__What you need to do__:
Scan each line of the records for the word "mnemonic" and extract the ones that have it.

__Entries supplied__:
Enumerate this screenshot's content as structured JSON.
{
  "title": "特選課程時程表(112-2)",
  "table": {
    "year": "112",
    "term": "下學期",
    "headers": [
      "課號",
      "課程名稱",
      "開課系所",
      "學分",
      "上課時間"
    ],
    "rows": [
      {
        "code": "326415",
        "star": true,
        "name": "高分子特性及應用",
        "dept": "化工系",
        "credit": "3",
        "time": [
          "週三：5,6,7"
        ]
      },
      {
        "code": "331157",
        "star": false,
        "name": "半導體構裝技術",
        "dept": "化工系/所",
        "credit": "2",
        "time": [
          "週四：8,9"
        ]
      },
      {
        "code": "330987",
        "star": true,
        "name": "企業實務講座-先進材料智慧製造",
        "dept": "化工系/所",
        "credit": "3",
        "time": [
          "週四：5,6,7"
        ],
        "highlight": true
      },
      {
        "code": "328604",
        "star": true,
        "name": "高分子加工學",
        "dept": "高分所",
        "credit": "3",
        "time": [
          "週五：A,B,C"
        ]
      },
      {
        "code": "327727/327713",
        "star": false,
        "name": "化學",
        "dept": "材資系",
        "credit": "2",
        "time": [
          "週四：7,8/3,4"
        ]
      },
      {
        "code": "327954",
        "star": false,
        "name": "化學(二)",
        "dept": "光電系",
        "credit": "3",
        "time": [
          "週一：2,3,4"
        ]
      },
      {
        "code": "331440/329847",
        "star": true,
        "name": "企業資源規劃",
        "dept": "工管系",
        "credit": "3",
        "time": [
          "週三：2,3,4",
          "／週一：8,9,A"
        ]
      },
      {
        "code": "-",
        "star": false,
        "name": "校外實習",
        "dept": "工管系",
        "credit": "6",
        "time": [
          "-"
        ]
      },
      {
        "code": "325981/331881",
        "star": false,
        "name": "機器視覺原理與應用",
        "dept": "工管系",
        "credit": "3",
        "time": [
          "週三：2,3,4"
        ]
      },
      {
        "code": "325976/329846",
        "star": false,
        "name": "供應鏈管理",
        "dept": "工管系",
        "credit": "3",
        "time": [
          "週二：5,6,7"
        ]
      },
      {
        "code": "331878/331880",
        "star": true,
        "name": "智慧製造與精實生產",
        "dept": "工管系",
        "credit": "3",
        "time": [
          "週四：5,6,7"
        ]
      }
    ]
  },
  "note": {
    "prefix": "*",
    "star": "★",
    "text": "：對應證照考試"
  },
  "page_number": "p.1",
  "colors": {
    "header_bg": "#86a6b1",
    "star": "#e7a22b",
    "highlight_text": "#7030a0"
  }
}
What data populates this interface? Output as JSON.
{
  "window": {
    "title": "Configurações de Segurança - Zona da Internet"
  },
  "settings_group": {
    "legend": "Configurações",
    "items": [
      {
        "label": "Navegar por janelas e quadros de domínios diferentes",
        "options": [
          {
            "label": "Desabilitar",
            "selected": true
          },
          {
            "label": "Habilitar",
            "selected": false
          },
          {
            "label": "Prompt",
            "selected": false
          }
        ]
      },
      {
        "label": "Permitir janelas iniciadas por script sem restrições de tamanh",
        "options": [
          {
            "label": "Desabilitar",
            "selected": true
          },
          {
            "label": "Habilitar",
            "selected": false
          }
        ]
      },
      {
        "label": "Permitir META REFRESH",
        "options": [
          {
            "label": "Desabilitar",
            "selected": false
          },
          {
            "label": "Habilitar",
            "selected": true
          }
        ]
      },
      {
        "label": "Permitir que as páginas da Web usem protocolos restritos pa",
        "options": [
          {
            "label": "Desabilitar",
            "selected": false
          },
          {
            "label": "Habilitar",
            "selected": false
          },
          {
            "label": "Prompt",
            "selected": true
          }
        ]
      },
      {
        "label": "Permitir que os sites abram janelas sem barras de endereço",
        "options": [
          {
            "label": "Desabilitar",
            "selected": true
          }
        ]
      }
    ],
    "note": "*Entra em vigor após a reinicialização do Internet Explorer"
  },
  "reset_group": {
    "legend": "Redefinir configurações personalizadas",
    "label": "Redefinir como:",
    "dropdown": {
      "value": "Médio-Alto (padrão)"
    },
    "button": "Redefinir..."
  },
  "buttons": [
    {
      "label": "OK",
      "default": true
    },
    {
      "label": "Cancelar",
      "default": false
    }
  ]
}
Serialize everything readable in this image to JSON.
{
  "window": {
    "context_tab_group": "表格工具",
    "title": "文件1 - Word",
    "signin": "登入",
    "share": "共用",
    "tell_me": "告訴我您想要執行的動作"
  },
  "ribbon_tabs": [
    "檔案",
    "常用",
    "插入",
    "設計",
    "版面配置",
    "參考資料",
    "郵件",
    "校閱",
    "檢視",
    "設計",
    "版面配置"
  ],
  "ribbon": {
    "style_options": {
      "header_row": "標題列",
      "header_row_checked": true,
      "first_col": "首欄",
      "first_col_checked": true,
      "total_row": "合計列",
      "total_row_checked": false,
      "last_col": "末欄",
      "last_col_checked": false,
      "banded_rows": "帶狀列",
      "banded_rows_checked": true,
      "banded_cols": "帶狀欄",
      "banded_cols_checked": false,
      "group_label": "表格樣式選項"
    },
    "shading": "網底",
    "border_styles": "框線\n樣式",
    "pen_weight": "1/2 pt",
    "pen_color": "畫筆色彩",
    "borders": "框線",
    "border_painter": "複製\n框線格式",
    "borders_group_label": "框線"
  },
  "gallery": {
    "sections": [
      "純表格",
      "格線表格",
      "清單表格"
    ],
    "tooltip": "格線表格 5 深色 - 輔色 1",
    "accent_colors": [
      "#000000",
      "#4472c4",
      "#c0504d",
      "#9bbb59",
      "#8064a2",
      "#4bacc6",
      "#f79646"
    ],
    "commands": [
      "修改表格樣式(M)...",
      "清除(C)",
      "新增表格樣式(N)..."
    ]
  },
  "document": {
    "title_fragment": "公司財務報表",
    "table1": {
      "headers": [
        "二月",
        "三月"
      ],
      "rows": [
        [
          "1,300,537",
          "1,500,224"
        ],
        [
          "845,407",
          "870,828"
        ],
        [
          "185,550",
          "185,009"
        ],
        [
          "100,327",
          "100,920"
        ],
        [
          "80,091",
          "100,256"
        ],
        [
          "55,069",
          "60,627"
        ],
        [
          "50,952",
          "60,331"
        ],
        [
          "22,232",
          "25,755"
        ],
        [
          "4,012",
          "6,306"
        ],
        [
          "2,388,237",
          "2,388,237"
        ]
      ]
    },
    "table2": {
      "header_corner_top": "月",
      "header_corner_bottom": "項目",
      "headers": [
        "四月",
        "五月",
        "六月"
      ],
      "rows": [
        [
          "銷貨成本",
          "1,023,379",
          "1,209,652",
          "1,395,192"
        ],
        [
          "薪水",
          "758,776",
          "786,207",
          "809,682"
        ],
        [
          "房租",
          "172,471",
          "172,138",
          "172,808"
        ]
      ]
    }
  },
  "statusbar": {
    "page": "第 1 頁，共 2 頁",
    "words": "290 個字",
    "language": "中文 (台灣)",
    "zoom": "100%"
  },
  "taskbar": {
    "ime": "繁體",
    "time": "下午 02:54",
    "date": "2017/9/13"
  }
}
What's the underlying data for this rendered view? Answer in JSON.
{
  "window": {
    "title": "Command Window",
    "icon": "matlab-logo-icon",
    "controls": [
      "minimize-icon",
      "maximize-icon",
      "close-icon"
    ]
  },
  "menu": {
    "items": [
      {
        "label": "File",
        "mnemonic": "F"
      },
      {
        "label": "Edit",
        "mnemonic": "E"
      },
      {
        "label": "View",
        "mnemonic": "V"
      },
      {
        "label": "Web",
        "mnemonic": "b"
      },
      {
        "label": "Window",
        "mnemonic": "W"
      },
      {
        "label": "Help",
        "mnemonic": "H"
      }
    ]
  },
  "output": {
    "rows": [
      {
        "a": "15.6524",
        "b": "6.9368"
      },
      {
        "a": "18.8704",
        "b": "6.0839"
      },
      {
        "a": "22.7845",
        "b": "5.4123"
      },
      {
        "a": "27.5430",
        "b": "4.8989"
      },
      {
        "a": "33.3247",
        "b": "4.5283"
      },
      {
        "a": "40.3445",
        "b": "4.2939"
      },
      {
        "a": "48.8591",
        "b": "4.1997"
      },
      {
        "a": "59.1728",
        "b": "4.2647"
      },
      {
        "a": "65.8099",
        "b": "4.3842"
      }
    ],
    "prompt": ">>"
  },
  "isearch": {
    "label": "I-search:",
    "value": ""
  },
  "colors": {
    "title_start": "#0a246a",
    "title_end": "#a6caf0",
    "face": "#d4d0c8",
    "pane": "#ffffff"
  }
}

__In response__:
        "mnemonic": "F"
        "mnemonic": "E"
        "mnemonic": "V"
        "mnemonic": "b"
        "mnemonic": "W"
        "mnemonic": "H"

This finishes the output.